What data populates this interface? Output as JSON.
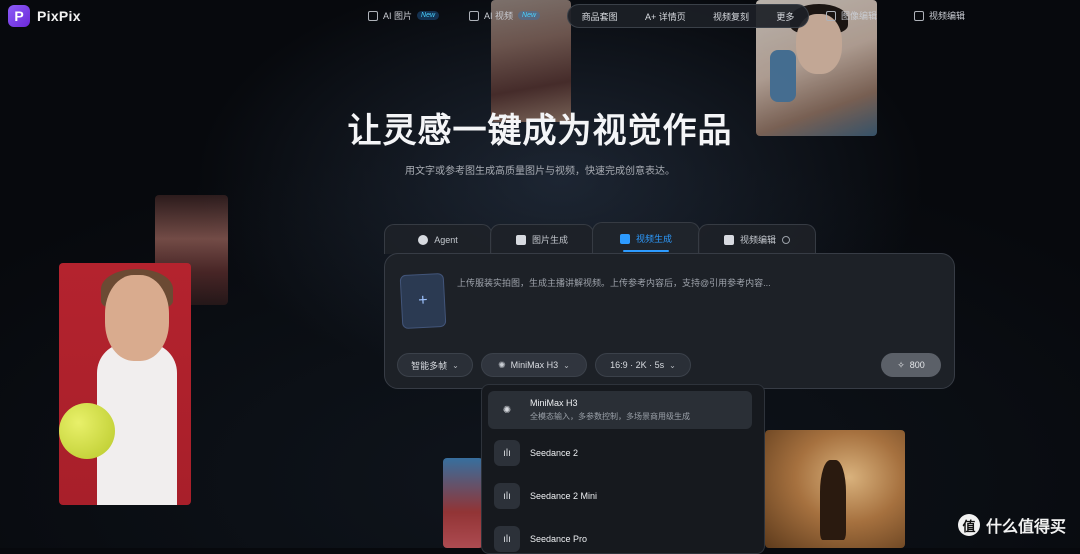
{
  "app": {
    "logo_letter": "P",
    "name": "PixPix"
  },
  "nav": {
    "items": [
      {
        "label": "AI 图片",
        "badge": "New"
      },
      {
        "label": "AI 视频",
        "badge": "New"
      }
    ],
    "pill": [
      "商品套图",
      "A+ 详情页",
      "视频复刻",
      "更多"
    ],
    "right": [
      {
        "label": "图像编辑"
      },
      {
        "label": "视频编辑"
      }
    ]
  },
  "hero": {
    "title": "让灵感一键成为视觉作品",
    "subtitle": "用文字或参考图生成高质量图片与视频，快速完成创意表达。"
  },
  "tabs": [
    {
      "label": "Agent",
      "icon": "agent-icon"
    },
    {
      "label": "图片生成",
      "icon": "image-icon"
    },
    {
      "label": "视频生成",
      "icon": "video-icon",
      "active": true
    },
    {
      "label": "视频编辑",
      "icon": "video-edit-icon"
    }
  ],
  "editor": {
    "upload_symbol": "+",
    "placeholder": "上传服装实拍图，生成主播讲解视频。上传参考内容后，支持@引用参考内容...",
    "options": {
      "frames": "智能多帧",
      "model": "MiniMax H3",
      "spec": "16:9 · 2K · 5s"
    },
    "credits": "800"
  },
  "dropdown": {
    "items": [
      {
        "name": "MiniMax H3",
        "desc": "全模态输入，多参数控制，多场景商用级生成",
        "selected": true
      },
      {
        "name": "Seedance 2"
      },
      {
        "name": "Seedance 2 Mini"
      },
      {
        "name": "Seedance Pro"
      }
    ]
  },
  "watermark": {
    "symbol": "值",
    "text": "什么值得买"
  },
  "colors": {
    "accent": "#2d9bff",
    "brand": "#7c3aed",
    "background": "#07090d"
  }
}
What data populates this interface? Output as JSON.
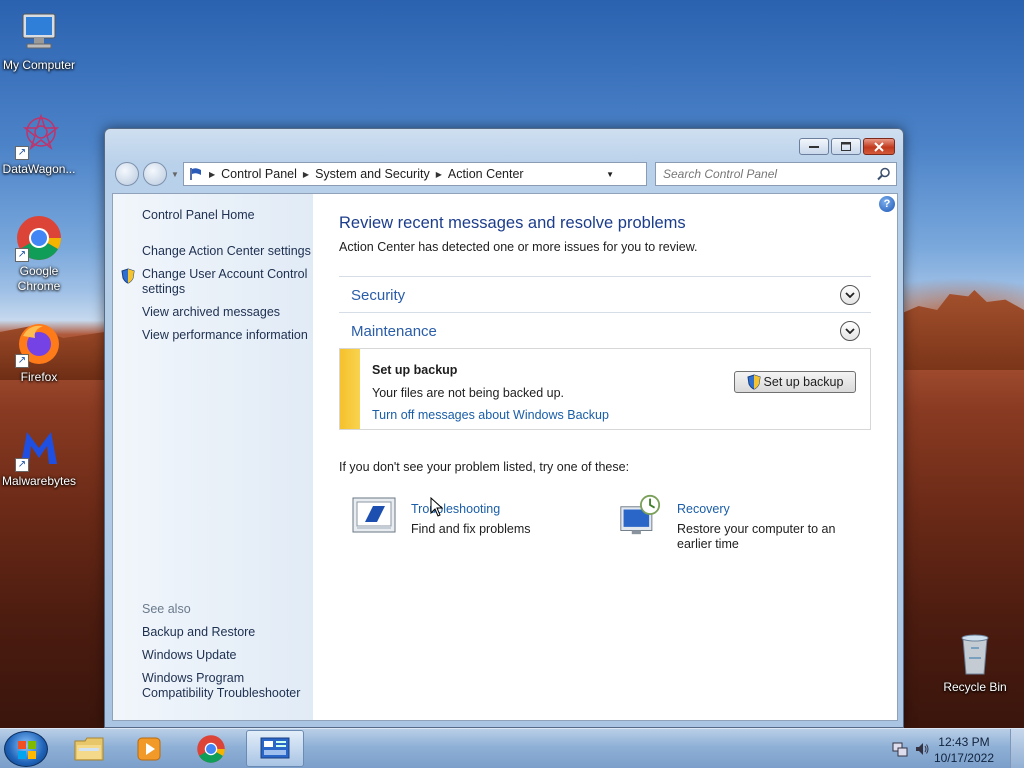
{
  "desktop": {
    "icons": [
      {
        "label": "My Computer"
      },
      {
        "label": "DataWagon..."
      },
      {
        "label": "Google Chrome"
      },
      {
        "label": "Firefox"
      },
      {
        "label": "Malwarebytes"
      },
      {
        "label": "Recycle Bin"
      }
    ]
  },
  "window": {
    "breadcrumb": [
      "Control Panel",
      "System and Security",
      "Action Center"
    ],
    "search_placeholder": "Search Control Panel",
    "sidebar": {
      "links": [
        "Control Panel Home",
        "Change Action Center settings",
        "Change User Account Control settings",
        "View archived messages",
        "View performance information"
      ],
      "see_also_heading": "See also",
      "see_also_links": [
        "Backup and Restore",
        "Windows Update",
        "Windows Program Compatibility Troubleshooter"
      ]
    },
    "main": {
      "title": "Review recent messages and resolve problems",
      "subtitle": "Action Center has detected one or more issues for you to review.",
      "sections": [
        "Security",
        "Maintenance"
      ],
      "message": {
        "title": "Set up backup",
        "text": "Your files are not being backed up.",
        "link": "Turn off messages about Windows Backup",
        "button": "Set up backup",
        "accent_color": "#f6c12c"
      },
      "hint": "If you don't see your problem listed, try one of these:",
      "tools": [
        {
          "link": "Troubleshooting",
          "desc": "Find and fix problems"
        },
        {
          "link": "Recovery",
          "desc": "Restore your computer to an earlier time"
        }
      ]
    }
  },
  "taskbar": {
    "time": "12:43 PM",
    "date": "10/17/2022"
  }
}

————————

Pictures are excluded; copy all other data exactly as shown.

What data populates this interface? Output as JSON.
{
  "app": {
    "logo_letter": "P",
    "name": "PixPix"
  },
  "nav": {
    "items": [
      {
        "label": "AI 图片",
        "badge": "New"
      },
      {
        "label": "AI 视频",
        "badge": "New"
      }
    ],
    "pill": [
      "商品套图",
      "A+ 详情页",
      "视频复刻",
      "更多"
    ],
    "right": [
      {
        "label": "图像编辑"
      },
      {
        "label": "视频编辑"
      }
    ]
  },
  "hero": {
    "title": "让灵感一键成为视觉作品",
    "subtitle": "用文字或参考图生成高质量图片与视频，快速完成创意表达。"
  },
  "tabs": [
    {
      "label": "Agent",
      "icon": "agent-icon"
    },
    {
      "label": "图片生成",
      "icon": "image-icon"
    },
    {
      "label": "视频生成",
      "icon": "video-icon",
      "active": true
    },
    {
      "label": "视频编辑",
      "icon": "video-edit-icon"
    }
  ],
  "editor": {
    "upload_symbol": "+",
    "placeholder": "上传服装实拍图，生成主播讲解视频。上传参考内容后，支持@引用参考内容...",
    "options": {
      "frames": "智能多帧",
      "model": "MiniMax H3",
      "spec": "16:9 · 2K · 5s"
    },
    "credits": "800"
  },
  "dropdown": {
    "items": [
      {
        "name": "MiniMax H3",
        "desc": "全模态输入，多参数控制，多场景商用级生成",
        "selected": true
      },
      {
        "name": "Seedance 2"
      },
      {
        "name": "Seedance 2 Mini"
      },
      {
        "name": "Seedance Pro"
      }
    ]
  },
  "watermark": {
    "symbol": "值",
    "text": "什么值得买"
  },
  "colors": {
    "accent": "#2d9bff",
    "brand": "#7c3aed",
    "background": "#07090d"
  }
}
What data populates this interface? Output as JSON.
{
  "desktop": {
    "icons": [
      {
        "label": "My Computer"
      },
      {
        "label": "DataWagon..."
      },
      {
        "label": "Google Chrome"
      },
      {
        "label": "Firefox"
      },
      {
        "label": "Malwarebytes"
      },
      {
        "label": "Recycle Bin"
      }
    ]
  },
  "window": {
    "breadcrumb": [
      "Control Panel",
      "System and Security",
      "Action Center"
    ],
    "search_placeholder": "Search Control Panel",
    "sidebar": {
      "links": [
        "Control Panel Home",
        "Change Action Center settings",
        "Change User Account Control settings",
        "View archived messages",
        "View performance information"
      ],
      "see_also_heading": "See also",
      "see_also_links": [
        "Backup and Restore",
        "Windows Update",
        "Windows Program Compatibility Troubleshooter"
      ]
    },
    "main": {
      "title": "Review recent messages and resolve problems",
      "subtitle": "Action Center has detected one or more issues for you to review.",
      "sections": [
        "Security",
        "Maintenance"
      ],
      "message": {
        "title": "Set up backup",
        "text": "Your files are not being backed up.",
        "link": "Turn off messages about Windows Backup",
        "button": "Set up backup",
        "accent_color": "#f6c12c"
      },
      "hint": "If you don't see your problem listed, try one of these:",
      "tools": [
        {
          "link": "Troubleshooting",
          "desc": "Find and fix problems"
        },
        {
          "link": "Recovery",
          "desc": "Restore your computer to an earlier time"
        }
      ]
    }
  },
  "taskbar": {
    "time": "12:43 PM",
    "date": "10/17/2022"
  }
}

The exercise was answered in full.